### DIRECTIONS FOR THIS TASK
In the data below, find each line containing the string "Effects" and return it.

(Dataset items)
_ _ _

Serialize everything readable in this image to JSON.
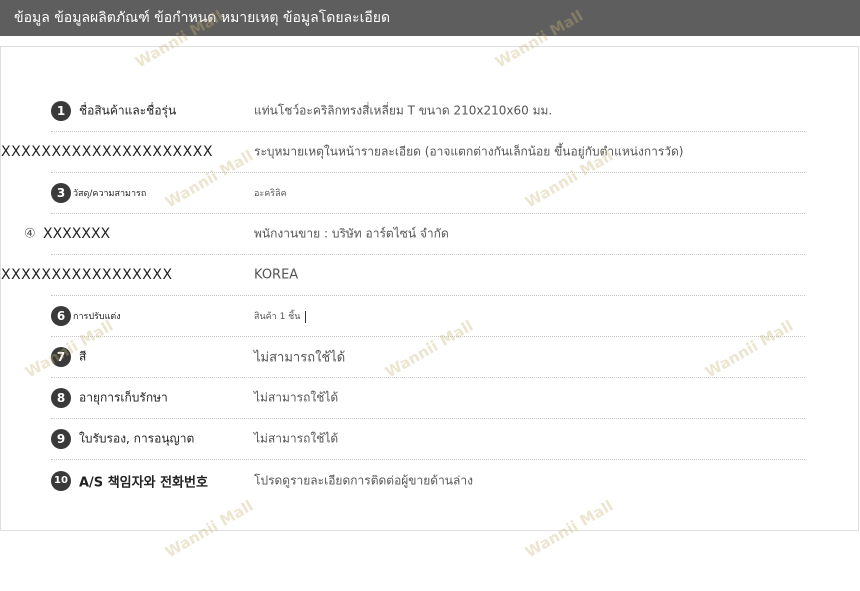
{
  "header": {
    "title": "ข้อมูล ข้อมูลผลิตภัณฑ์ ข้อกำหนด หมายเหตุ ข้อมูลโดยละเอียด"
  },
  "watermark_text": "Wannii Mall",
  "rows": [
    {
      "number": "1",
      "label": "ชื่อสินค้าและชื่อรุ่น",
      "value": "แท่นโชว์อะคริลิกทรงสี่เหลี่ยม T ขนาด 210x210x60 มม."
    },
    {
      "number": "",
      "label": "XXXXXXXXXXXXXXXXXXXXX",
      "value": "ระบุหมายเหตุในหน้ารายละเอียด (อาจแตกต่างกันเล็กน้อย ขึ้นอยู่กับตำแหน่งการวัด)"
    },
    {
      "number": "3",
      "label": "วัสดุ/ความสามารถ",
      "value": "อะคริลิค"
    },
    {
      "number": "④",
      "label": "XXXXXXX",
      "value": "พนักงานขาย : บริษัท อาร์ตไซน์ จำกัด"
    },
    {
      "number": "",
      "label": "XXXXXXXXXXXXXXXXX",
      "value": "KOREA"
    },
    {
      "number": "6",
      "label": "การปรับแต่ง",
      "value": "สินค้า 1 ชิ้น"
    },
    {
      "number": "7",
      "label": "สี",
      "value": "ไม่สามารถใช้ได้"
    },
    {
      "number": "8",
      "label": "อายุการเก็บรักษา",
      "value": "ไม่สามารถใช้ได้"
    },
    {
      "number": "9",
      "label": "ใบรับรอง, การอนุญาต",
      "value": "ไม่สามารถใช้ได้"
    },
    {
      "number": "10",
      "label": "A/S 책임자와 전화번호",
      "value": "โปรดดูรายละเอียดการติดต่อผู้ขายด้านล่าง"
    }
  ]
}
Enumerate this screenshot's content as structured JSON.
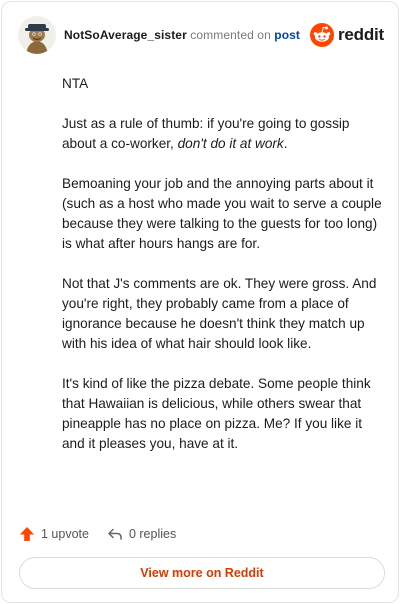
{
  "header": {
    "username": "NotSoAverage_sister",
    "action_text": "commented on",
    "post_link": "post",
    "brand": "reddit"
  },
  "comment": {
    "p1": "NTA",
    "p2_start": "Just as a rule of thumb: if you're going to gossip about a co-worker, ",
    "p2_emphasis": "don't do it at work",
    "p2_end": ".",
    "p3": "Bemoaning your job and the annoying parts about it (such as a host who made you wait to serve a couple because they were talking to the guests for too long) is what after hours hangs are for.",
    "p4": "Not that J's comments are ok. They were gross. And you're right, they probably came from a place of ignorance because he doesn't think they match up with his idea of what hair should look like.",
    "p5": "It's kind of like the pizza debate. Some people think that Hawaiian is delicious, while others swear that pineapple has no place on pizza. Me? If you like it and it pleases you, have at it."
  },
  "actions": {
    "upvote_label": "1 upvote",
    "replies_label": "0 replies"
  },
  "footer": {
    "view_more_label": "View more on Reddit"
  },
  "colors": {
    "brand_orange": "#ff4500",
    "link_blue": "#0045ac",
    "button_text": "#d93a00"
  },
  "icons": [
    "user-avatar-icon",
    "reddit-snoo-icon",
    "upvote-arrow-icon",
    "reply-arrow-icon"
  ]
}
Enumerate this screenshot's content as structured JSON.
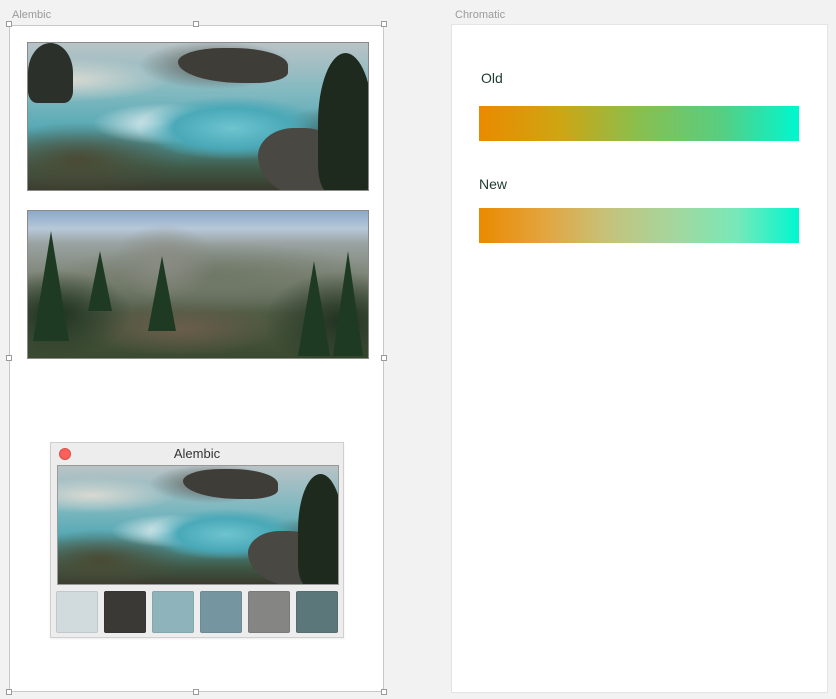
{
  "artboards": {
    "left_label": "Alembic",
    "right_label": "Chromatic"
  },
  "app_window": {
    "title": "Alembic",
    "swatches": [
      "#d1dadd",
      "#3b3936",
      "#8fb3bb",
      "#7596a0",
      "#858583",
      "#5c777a"
    ]
  },
  "chromatic": {
    "old_label": "Old",
    "new_label": "New",
    "old_gradient": [
      "#ea8a00",
      "#cfa512",
      "#88bf4f",
      "#59cd7f",
      "#00f7d0"
    ],
    "new_gradient": [
      "#ea8a00",
      "#e4a43e",
      "#c6c27b",
      "#a6d59c",
      "#7ae8b8",
      "#00f7d0"
    ]
  }
}
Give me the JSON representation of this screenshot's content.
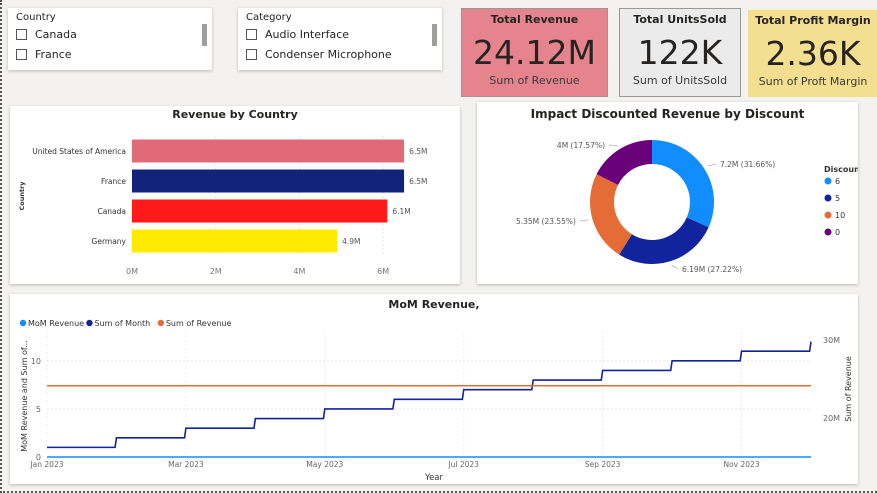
{
  "slicers": {
    "country": {
      "title": "Country",
      "items": [
        "Canada",
        "France"
      ]
    },
    "category": {
      "title": "Category",
      "items": [
        "Audio Interface",
        "Condenser Microphone"
      ]
    }
  },
  "kpis": [
    {
      "title": "Total Revenue",
      "value": "24.12M",
      "sub": "Sum of Revenue",
      "bg": "#e5848c"
    },
    {
      "title": "Total UnitsSold",
      "value": "122K",
      "sub": "Sum of UnitsSold",
      "bg": "#ebebeb"
    },
    {
      "title": "Total Profit Margin",
      "value": "2.36K",
      "sub": "Sum of Proft Margin",
      "bg": "#f3df8f"
    }
  ],
  "revenue_by_country": {
    "title": "Revenue by Country",
    "ylabel": "Country",
    "tick_labels": [
      "0M",
      "2M",
      "4M",
      "6M"
    ]
  },
  "donut": {
    "title": "Impact Discounted Revenue by Discount",
    "legend_title": "Discount"
  },
  "mom": {
    "title": "MoM Revenue,",
    "legend": [
      "MoM Revenue",
      "Sum of Month",
      "Sum of Revenue"
    ],
    "xlabel": "Year",
    "ylabel_left": "MoM Revenue and Sum of...",
    "ylabel_right": "Sum of Revenue",
    "left_ticks": [
      "0",
      "5",
      "10"
    ],
    "right_ticks": [
      "20M",
      "30M"
    ],
    "x_ticks": [
      "Jan 2023",
      "Mar 2023",
      "May 2023",
      "Jul 2023",
      "Sep 2023",
      "Nov 2023"
    ]
  },
  "chart_data": [
    {
      "type": "bar",
      "title": "Revenue by Country",
      "categories": [
        "United States of America",
        "France",
        "Canada",
        "Germany"
      ],
      "values": [
        6.5,
        6.5,
        6.1,
        4.9
      ],
      "data_labels": [
        "6.5M",
        "6.5M",
        "6.1M",
        "4.9M"
      ],
      "unit": "M",
      "xlim": [
        0,
        7
      ],
      "colors": [
        "#e06a78",
        "#12237c",
        "#ff1a1a",
        "#ffea00"
      ],
      "ylabel": "Country",
      "grid": true
    },
    {
      "type": "pie",
      "title": "Impact Discounted Revenue by Discount",
      "categories": [
        "6",
        "5",
        "10",
        "0"
      ],
      "values": [
        7.2,
        6.19,
        5.35,
        4.0
      ],
      "percentages": [
        31.66,
        27.22,
        23.55,
        17.57
      ],
      "labels": [
        "7.2M (31.66%)",
        "6.19M (27.22%)",
        "5.35M (23.55%)",
        "4M (17.57%)"
      ],
      "colors": [
        "#118dff",
        "#12239e",
        "#e66c37",
        "#6b007b"
      ],
      "legend": "right"
    },
    {
      "type": "line",
      "title": "MoM Revenue,",
      "x": [
        "Jan 2023",
        "Feb 2023",
        "Mar 2023",
        "Apr 2023",
        "May 2023",
        "Jun 2023",
        "Jul 2023",
        "Aug 2023",
        "Sep 2023",
        "Oct 2023",
        "Nov 2023",
        "Dec 2023"
      ],
      "series": [
        {
          "name": "MoM Revenue",
          "values": [
            0,
            0,
            0,
            0,
            0,
            0,
            0,
            0,
            0,
            0,
            0,
            0
          ],
          "color": "#118dff",
          "axis": "left"
        },
        {
          "name": "Sum of Month",
          "values": [
            1,
            2,
            3,
            4,
            5,
            6,
            7,
            8,
            9,
            10,
            11,
            12
          ],
          "color": "#12239e",
          "axis": "left"
        },
        {
          "name": "Sum of Revenue",
          "values": [
            24.12,
            24.12,
            24.12,
            24.12,
            24.12,
            24.12,
            24.12,
            24.12,
            24.12,
            24.12,
            24.12,
            24.12
          ],
          "color": "#e66c37",
          "axis": "right"
        }
      ],
      "ylim_left": [
        0,
        13
      ],
      "ylim_right": [
        15,
        31
      ],
      "xlabel": "Year",
      "legend": "top-left",
      "grid": true
    }
  ]
}
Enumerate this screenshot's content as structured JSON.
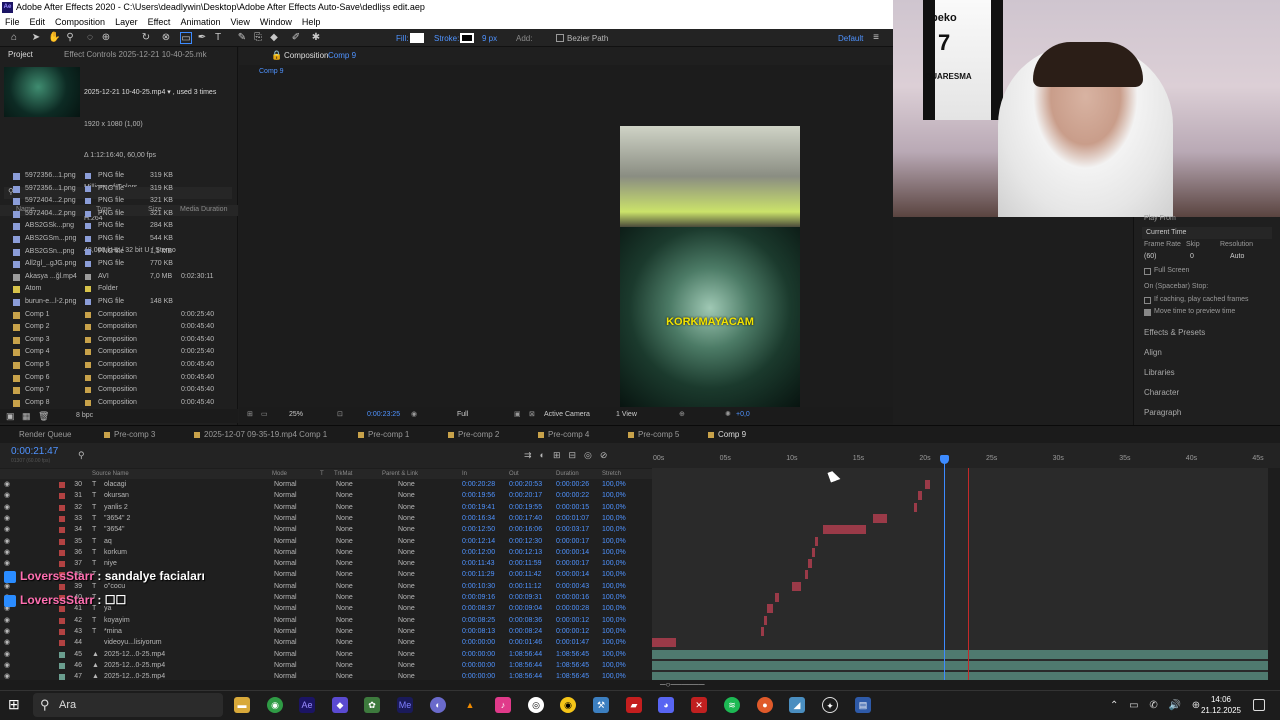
{
  "window": {
    "title": "Adobe After Effects 2020 - C:\\Users\\deadlywin\\Desktop\\Adobe After Effects Auto-Save\\dedlişs edit.aep"
  },
  "menu": [
    "File",
    "Edit",
    "Composition",
    "Layer",
    "Effect",
    "Animation",
    "View",
    "Window",
    "Help"
  ],
  "toolbar": {
    "fill_label": "Fill:",
    "stroke_label": "Stroke:",
    "stroke_px": "9 px",
    "add_label": "Add:",
    "bezier_label": "Bezier Path",
    "workspace": "Default"
  },
  "project": {
    "tab_project": "Project",
    "tab_effect": "Effect Controls 2025-12-21 10-40-25.mk",
    "file_name": "2025-12-21 10-40-25.mp4 ▾ , used 3 times",
    "info_lines": [
      "1920 x 1080 (1,00)",
      "Δ 1:12:16:40, 60,00 fps",
      "Millions of Colors",
      "H.264",
      "48,000 kHz / 32 bit U / Stereo"
    ],
    "search_placeholder": "⚲",
    "headers": {
      "name": "Name",
      "type": "Type",
      "size": "Size",
      "duration": "Media Duration"
    },
    "items": [
      {
        "name": "5972356...1.png",
        "type": "PNG file",
        "size": "319 KB",
        "dur": "",
        "color": "#8b9dd8"
      },
      {
        "name": "5972356...1.png",
        "type": "PNG file",
        "size": "319 KB",
        "dur": "",
        "color": "#8b9dd8"
      },
      {
        "name": "5972404...2.png",
        "type": "PNG file",
        "size": "321 KB",
        "dur": "",
        "color": "#8b9dd8"
      },
      {
        "name": "5972404...2.png",
        "type": "PNG file",
        "size": "321 KB",
        "dur": "",
        "color": "#8b9dd8"
      },
      {
        "name": "ABS2GSk...png",
        "type": "PNG file",
        "size": "284 KB",
        "dur": "",
        "color": "#8b9dd8"
      },
      {
        "name": "ABS2GSm...png",
        "type": "PNG file",
        "size": "544 KB",
        "dur": "",
        "color": "#8b9dd8"
      },
      {
        "name": "ABS2GSn...png",
        "type": "PNG file",
        "size": "1,1 MB",
        "dur": "",
        "color": "#8b9dd8"
      },
      {
        "name": "All2gl_..gJG.png",
        "type": "PNG file",
        "size": "770 KB",
        "dur": "",
        "color": "#8b9dd8"
      },
      {
        "name": "Akasya ...ğl.mp4",
        "type": "AVI",
        "size": "7,0 MB",
        "dur": "0:02:30:11",
        "color": "#9c9c9c"
      },
      {
        "name": "Atom",
        "type": "Folder",
        "size": "",
        "dur": "",
        "color": "#d6c24a"
      },
      {
        "name": "burun-e...l-2.png",
        "type": "PNG file",
        "size": "148 KB",
        "dur": "",
        "color": "#8b9dd8"
      },
      {
        "name": "Comp 1",
        "type": "Composition",
        "size": "",
        "dur": "0:00:25:40",
        "color": "#c8a24a"
      },
      {
        "name": "Comp 2",
        "type": "Composition",
        "size": "",
        "dur": "0:00:45:40",
        "color": "#c8a24a"
      },
      {
        "name": "Comp 3",
        "type": "Composition",
        "size": "",
        "dur": "0:00:45:40",
        "color": "#c8a24a"
      },
      {
        "name": "Comp 4",
        "type": "Composition",
        "size": "",
        "dur": "0:00:25:40",
        "color": "#c8a24a"
      },
      {
        "name": "Comp 5",
        "type": "Composition",
        "size": "",
        "dur": "0:00:45:40",
        "color": "#c8a24a"
      },
      {
        "name": "Comp 6",
        "type": "Composition",
        "size": "",
        "dur": "0:00:45:40",
        "color": "#c8a24a"
      },
      {
        "name": "Comp 7",
        "type": "Composition",
        "size": "",
        "dur": "0:00:45:40",
        "color": "#c8a24a"
      },
      {
        "name": "Comp 8",
        "type": "Composition",
        "size": "",
        "dur": "0:00:45:40",
        "color": "#c8a24a"
      }
    ],
    "footer_bpc": "8 bpc"
  },
  "composition": {
    "tab_label": "Composition",
    "tab_comp": "Comp 9",
    "subtab": "Comp 9",
    "overlay_text": "KORKMAYACAM",
    "zoom": "25%",
    "timecode": "0:00:23:25",
    "resolution": "Full",
    "camera": "Active Camera",
    "view": "1 View",
    "exposure": "+0,0"
  },
  "webcam": {
    "jersey_brand": "beko",
    "jersey_number": "7",
    "jersey_name": "QUARESMA"
  },
  "preview": {
    "title": "Play From",
    "current_time": "Current Time",
    "frame_rate_label": "Frame Rate",
    "skip_label": "Skip",
    "resolution_label": "Resolution",
    "frame_rate": "(60)",
    "skip": "0",
    "resolution": "Auto",
    "full_screen": "Full Screen",
    "on_stop": "On (Spacebar) Stop:",
    "cache_opt": "If caching, play cached frames",
    "move_opt": "Move time to preview time",
    "panels": [
      "Effects & Presets",
      "Align",
      "Libraries",
      "Character",
      "Paragraph"
    ]
  },
  "timeline": {
    "tabs": [
      {
        "label": "Render Queue",
        "color": ""
      },
      {
        "label": "Pre-comp 3",
        "color": "#c8a24a"
      },
      {
        "label": "2025-12-07 09-35-19.mp4 Comp 1",
        "color": "#c8a24a"
      },
      {
        "label": "Pre-comp 1",
        "color": "#c8a24a"
      },
      {
        "label": "Pre-comp 2",
        "color": "#c8a24a"
      },
      {
        "label": "Pre-comp 4",
        "color": "#c8a24a"
      },
      {
        "label": "Pre-comp 5",
        "color": "#c8a24a"
      },
      {
        "label": "Comp 9",
        "color": "#c8a24a"
      }
    ],
    "timecode": "0:00:21:47",
    "timecode_sub": "01307 (60.00 fps)",
    "headers": {
      "source": "Source Name",
      "mode": "Mode",
      "t": "T",
      "trkmat": "TrkMat",
      "parent": "Parent & Link",
      "in": "In",
      "out": "Out",
      "duration": "Duration",
      "stretch": "Stretch"
    },
    "ruler": [
      "00s",
      "05s",
      "10s",
      "15s",
      "20s",
      "25s",
      "30s",
      "35s",
      "40s",
      "45s"
    ],
    "layers": [
      {
        "num": "30",
        "type": "T",
        "name": "olacagi",
        "mode": "Normal",
        "trk": "None",
        "parent": "None",
        "in": "0:00:20:28",
        "out": "0:00:20:53",
        "dur": "0:00:00:26",
        "str": "100,0%",
        "color": "#b24242"
      },
      {
        "num": "31",
        "type": "T",
        "name": "okursan",
        "mode": "Normal",
        "trk": "None",
        "parent": "None",
        "in": "0:00:19:56",
        "out": "0:00:20:17",
        "dur": "0:00:00:22",
        "str": "100,0%",
        "color": "#b24242"
      },
      {
        "num": "32",
        "type": "T",
        "name": "yanlis 2",
        "mode": "Normal",
        "trk": "None",
        "parent": "None",
        "in": "0:00:19:41",
        "out": "0:00:19:55",
        "dur": "0:00:00:15",
        "str": "100,0%",
        "color": "#b24242"
      },
      {
        "num": "33",
        "type": "T",
        "name": "\"3654\" 2",
        "mode": "Normal",
        "trk": "None",
        "parent": "None",
        "in": "0:00:16:34",
        "out": "0:00:17:40",
        "dur": "0:00:01:07",
        "str": "100,0%",
        "color": "#b24242"
      },
      {
        "num": "34",
        "type": "T",
        "name": "\"3654\"",
        "mode": "Normal",
        "trk": "None",
        "parent": "None",
        "in": "0:00:12:50",
        "out": "0:00:16:06",
        "dur": "0:00:03:17",
        "str": "100,0%",
        "color": "#b24242"
      },
      {
        "num": "35",
        "type": "T",
        "name": "aq",
        "mode": "Normal",
        "trk": "None",
        "parent": "None",
        "in": "0:00:12:14",
        "out": "0:00:12:30",
        "dur": "0:00:00:17",
        "str": "100,0%",
        "color": "#b24242"
      },
      {
        "num": "36",
        "type": "T",
        "name": "korkum",
        "mode": "Normal",
        "trk": "None",
        "parent": "None",
        "in": "0:00:12:00",
        "out": "0:00:12:13",
        "dur": "0:00:00:14",
        "str": "100,0%",
        "color": "#b24242"
      },
      {
        "num": "37",
        "type": "T",
        "name": "niye",
        "mode": "Normal",
        "trk": "None",
        "parent": "None",
        "in": "0:00:11:43",
        "out": "0:00:11:59",
        "dur": "0:00:00:17",
        "str": "100,0%",
        "color": "#b24242"
      },
      {
        "num": "38",
        "type": "T",
        "name": "",
        "mode": "Normal",
        "trk": "None",
        "parent": "None",
        "in": "0:00:11:29",
        "out": "0:00:11:42",
        "dur": "0:00:00:14",
        "str": "100,0%",
        "color": "#b24242"
      },
      {
        "num": "39",
        "type": "T",
        "name": "o\"cocu",
        "mode": "Normal",
        "trk": "None",
        "parent": "None",
        "in": "0:00:10:30",
        "out": "0:00:11:12",
        "dur": "0:00:00:43",
        "str": "100,0%",
        "color": "#b24242"
      },
      {
        "num": "40",
        "type": "T",
        "name": "",
        "mode": "Normal",
        "trk": "None",
        "parent": "None",
        "in": "0:00:09:16",
        "out": "0:00:09:31",
        "dur": "0:00:00:16",
        "str": "100,0%",
        "color": "#b24242"
      },
      {
        "num": "41",
        "type": "T",
        "name": "ya",
        "mode": "Normal",
        "trk": "None",
        "parent": "None",
        "in": "0:00:08:37",
        "out": "0:00:09:04",
        "dur": "0:00:00:28",
        "str": "100,0%",
        "color": "#b24242"
      },
      {
        "num": "42",
        "type": "T",
        "name": "koyayim",
        "mode": "Normal",
        "trk": "None",
        "parent": "None",
        "in": "0:00:08:25",
        "out": "0:00:08:36",
        "dur": "0:00:00:12",
        "str": "100,0%",
        "color": "#b24242"
      },
      {
        "num": "43",
        "type": "T",
        "name": "*mina",
        "mode": "Normal",
        "trk": "None",
        "parent": "None",
        "in": "0:00:08:13",
        "out": "0:00:08:24",
        "dur": "0:00:00:12",
        "str": "100,0%",
        "color": "#b24242"
      },
      {
        "num": "44",
        "type": "",
        "name": "videoyu...lisiyorum",
        "mode": "Normal",
        "trk": "None",
        "parent": "None",
        "in": "0:00:00:00",
        "out": "0:00:01:46",
        "dur": "0:00:01:47",
        "str": "100,0%",
        "color": "#b24242"
      },
      {
        "num": "45",
        "type": "▲",
        "name": "2025-12...0-25.mp4",
        "mode": "Normal",
        "trk": "None",
        "parent": "None",
        "in": "0:00:00:00",
        "out": "1:08:56:44",
        "dur": "1:08:56:45",
        "str": "100,0%",
        "color": "#6a9e8f"
      },
      {
        "num": "46",
        "type": "▲",
        "name": "2025-12...0-25.mp4",
        "mode": "Normal",
        "trk": "None",
        "parent": "None",
        "in": "0:00:00:00",
        "out": "1:08:56:44",
        "dur": "1:08:56:45",
        "str": "100,0%",
        "color": "#6a9e8f"
      },
      {
        "num": "47",
        "type": "▲",
        "name": "2025-12...0-25.mp4",
        "mode": "Normal",
        "trk": "None",
        "parent": "None",
        "in": "0:00:00:00",
        "out": "1:08:56:44",
        "dur": "1:08:56:45",
        "str": "100,0%",
        "color": "#6a9e8f"
      }
    ]
  },
  "chat": [
    {
      "user": "LoverssStarr",
      "message": " : sandalye faciaları"
    },
    {
      "user": "LoverssStarr",
      "message": " : ☐☐"
    }
  ],
  "taskbar": {
    "search_placeholder": "Ara",
    "time": "14:06",
    "date": "21.12.2025"
  }
}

_ _ _

### THE ANSWER
    "title": "Adobe After Effects 2020 - C:\\Users\\deadlywin\\Desktop\\Adobe After Effects Auto-Save\\dedlişs edit.aep"
      "Effects & Presets",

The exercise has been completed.